▽

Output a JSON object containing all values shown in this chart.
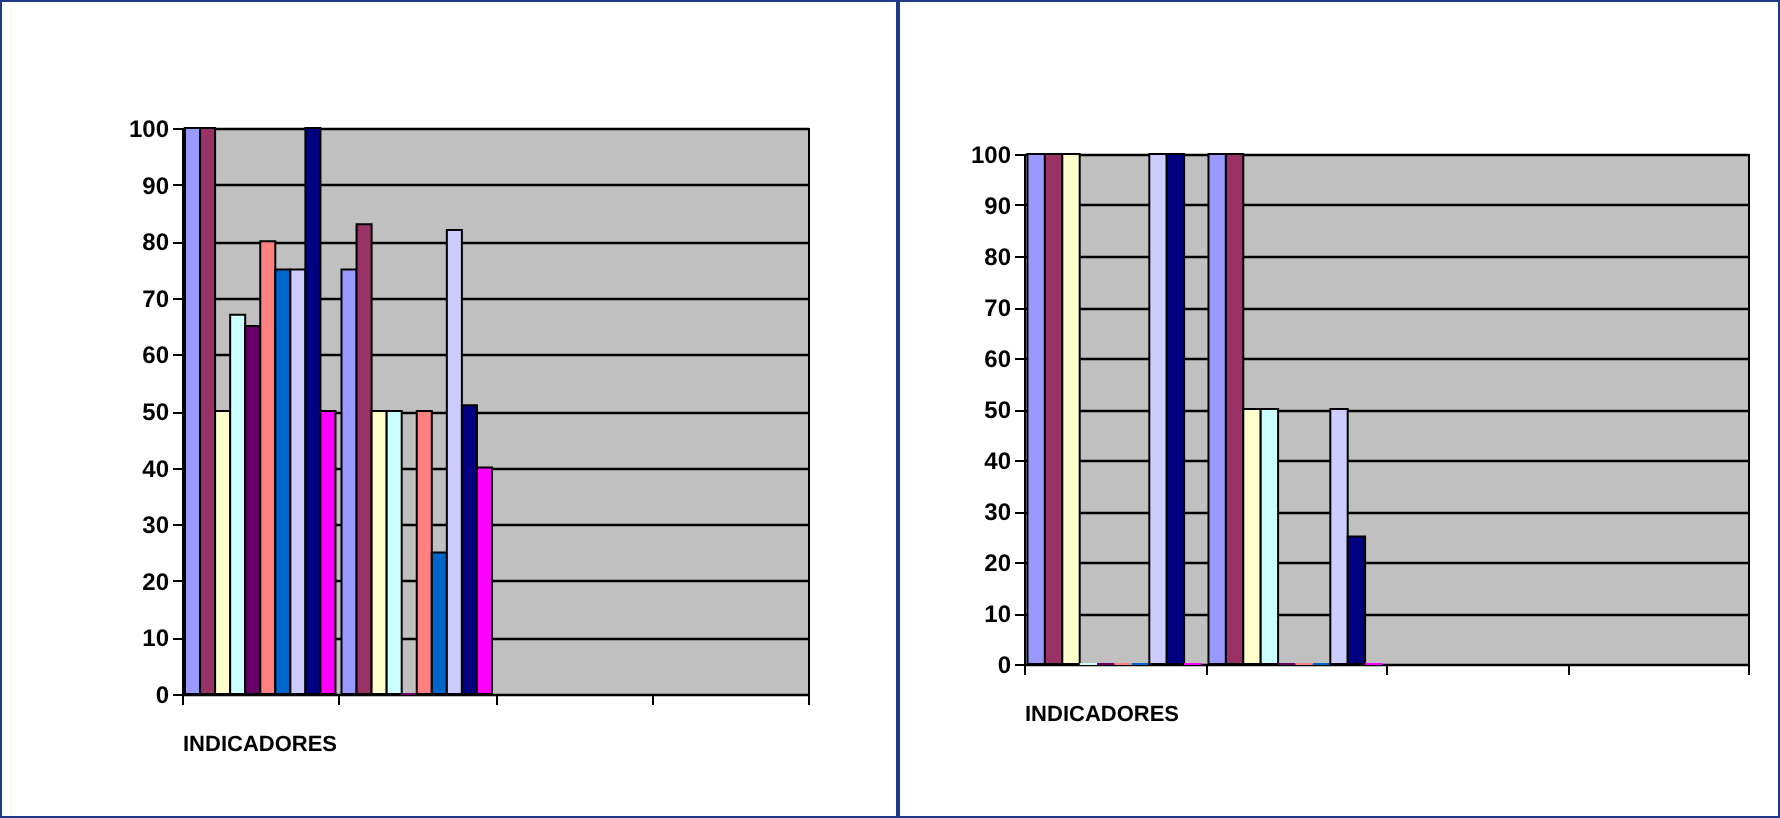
{
  "chart_data": [
    {
      "type": "bar",
      "xlabel": "INDICADORES",
      "categories": [
        null,
        null,
        null,
        null
      ],
      "ylim": [
        0,
        100
      ],
      "yticks": [
        0,
        10,
        20,
        30,
        40,
        50,
        60,
        70,
        80,
        90,
        100
      ],
      "grid": "y",
      "legend": false,
      "series": [
        {
          "color": "#9999ff",
          "values": [
            100,
            75,
            null,
            null
          ]
        },
        {
          "color": "#993366",
          "values": [
            100,
            83,
            null,
            null
          ]
        },
        {
          "color": "#ffffcc",
          "values": [
            50,
            50,
            null,
            null
          ]
        },
        {
          "color": "#ccffff",
          "values": [
            67,
            50,
            null,
            null
          ]
        },
        {
          "color": "#660066",
          "values": [
            65,
            0,
            null,
            null
          ]
        },
        {
          "color": "#ff8080",
          "values": [
            80,
            50,
            null,
            null
          ]
        },
        {
          "color": "#0066cc",
          "values": [
            75,
            25,
            null,
            null
          ]
        },
        {
          "color": "#ccccff",
          "values": [
            75,
            82,
            null,
            null
          ]
        },
        {
          "color": "#000080",
          "values": [
            100,
            51,
            null,
            null
          ]
        },
        {
          "color": "#ff00ff",
          "values": [
            50,
            40,
            null,
            null
          ]
        }
      ]
    },
    {
      "type": "bar",
      "xlabel": "INDICADORES",
      "categories": [
        null,
        null,
        null,
        null
      ],
      "ylim": [
        0,
        100
      ],
      "yticks": [
        0,
        10,
        20,
        30,
        40,
        50,
        60,
        70,
        80,
        90,
        100
      ],
      "grid": "y",
      "legend": false,
      "series": [
        {
          "color": "#9999ff",
          "values": [
            100,
            100,
            null,
            null
          ]
        },
        {
          "color": "#993366",
          "values": [
            100,
            100,
            null,
            null
          ]
        },
        {
          "color": "#ffffcc",
          "values": [
            100,
            50,
            null,
            null
          ]
        },
        {
          "color": "#ccffff",
          "values": [
            0,
            50,
            null,
            null
          ]
        },
        {
          "color": "#660066",
          "values": [
            0,
            0,
            null,
            null
          ]
        },
        {
          "color": "#ff8080",
          "values": [
            0,
            0,
            null,
            null
          ]
        },
        {
          "color": "#0066cc",
          "values": [
            0,
            0,
            null,
            null
          ]
        },
        {
          "color": "#ccccff",
          "values": [
            100,
            50,
            null,
            null
          ]
        },
        {
          "color": "#000080",
          "values": [
            100,
            25,
            null,
            null
          ]
        },
        {
          "color": "#ff00ff",
          "values": [
            0,
            0,
            null,
            null
          ]
        }
      ]
    }
  ]
}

△

* [WORK TO BE COMPLETED] Go through the material above and print all of it exactly, except the pictures.

* [THE ANSWER]
Output a JSON object containing all values shown in this chart.
{
  "chart_data": [
    {
      "type": "bar",
      "xlabel": "INDICADORES",
      "categories": [
        null,
        null,
        null,
        null
      ],
      "ylim": [
        0,
        100
      ],
      "yticks": [
        0,
        10,
        20,
        30,
        40,
        50,
        60,
        70,
        80,
        90,
        100
      ],
      "grid": "y",
      "legend": false,
      "series": [
        {
          "color": "#9999ff",
          "values": [
            100,
            75,
            null,
            null
          ]
        },
        {
          "color": "#993366",
          "values": [
            100,
            83,
            null,
            null
          ]
        },
        {
          "color": "#ffffcc",
          "values": [
            50,
            50,
            null,
            null
          ]
        },
        {
          "color": "#ccffff",
          "values": [
            67,
            50,
            null,
            null
          ]
        },
        {
          "color": "#660066",
          "values": [
            65,
            0,
            null,
            null
          ]
        },
        {
          "color": "#ff8080",
          "values": [
            80,
            50,
            null,
            null
          ]
        },
        {
          "color": "#0066cc",
          "values": [
            75,
            25,
            null,
            null
          ]
        },
        {
          "color": "#ccccff",
          "values": [
            75,
            82,
            null,
            null
          ]
        },
        {
          "color": "#000080",
          "values": [
            100,
            51,
            null,
            null
          ]
        },
        {
          "color": "#ff00ff",
          "values": [
            50,
            40,
            null,
            null
          ]
        }
      ]
    },
    {
      "type": "bar",
      "xlabel": "INDICADORES",
      "categories": [
        null,
        null,
        null,
        null
      ],
      "ylim": [
        0,
        100
      ],
      "yticks": [
        0,
        10,
        20,
        30,
        40,
        50,
        60,
        70,
        80,
        90,
        100
      ],
      "grid": "y",
      "legend": false,
      "series": [
        {
          "color": "#9999ff",
          "values": [
            100,
            100,
            null,
            null
          ]
        },
        {
          "color": "#993366",
          "values": [
            100,
            100,
            null,
            null
          ]
        },
        {
          "color": "#ffffcc",
          "values": [
            100,
            50,
            null,
            null
          ]
        },
        {
          "color": "#ccffff",
          "values": [
            0,
            50,
            null,
            null
          ]
        },
        {
          "color": "#660066",
          "values": [
            0,
            0,
            null,
            null
          ]
        },
        {
          "color": "#ff8080",
          "values": [
            0,
            0,
            null,
            null
          ]
        },
        {
          "color": "#0066cc",
          "values": [
            0,
            0,
            null,
            null
          ]
        },
        {
          "color": "#ccccff",
          "values": [
            100,
            50,
            null,
            null
          ]
        },
        {
          "color": "#000080",
          "values": [
            100,
            25,
            null,
            null
          ]
        },
        {
          "color": "#ff00ff",
          "values": [
            0,
            0,
            null,
            null
          ]
        }
      ]
    }
  ]
}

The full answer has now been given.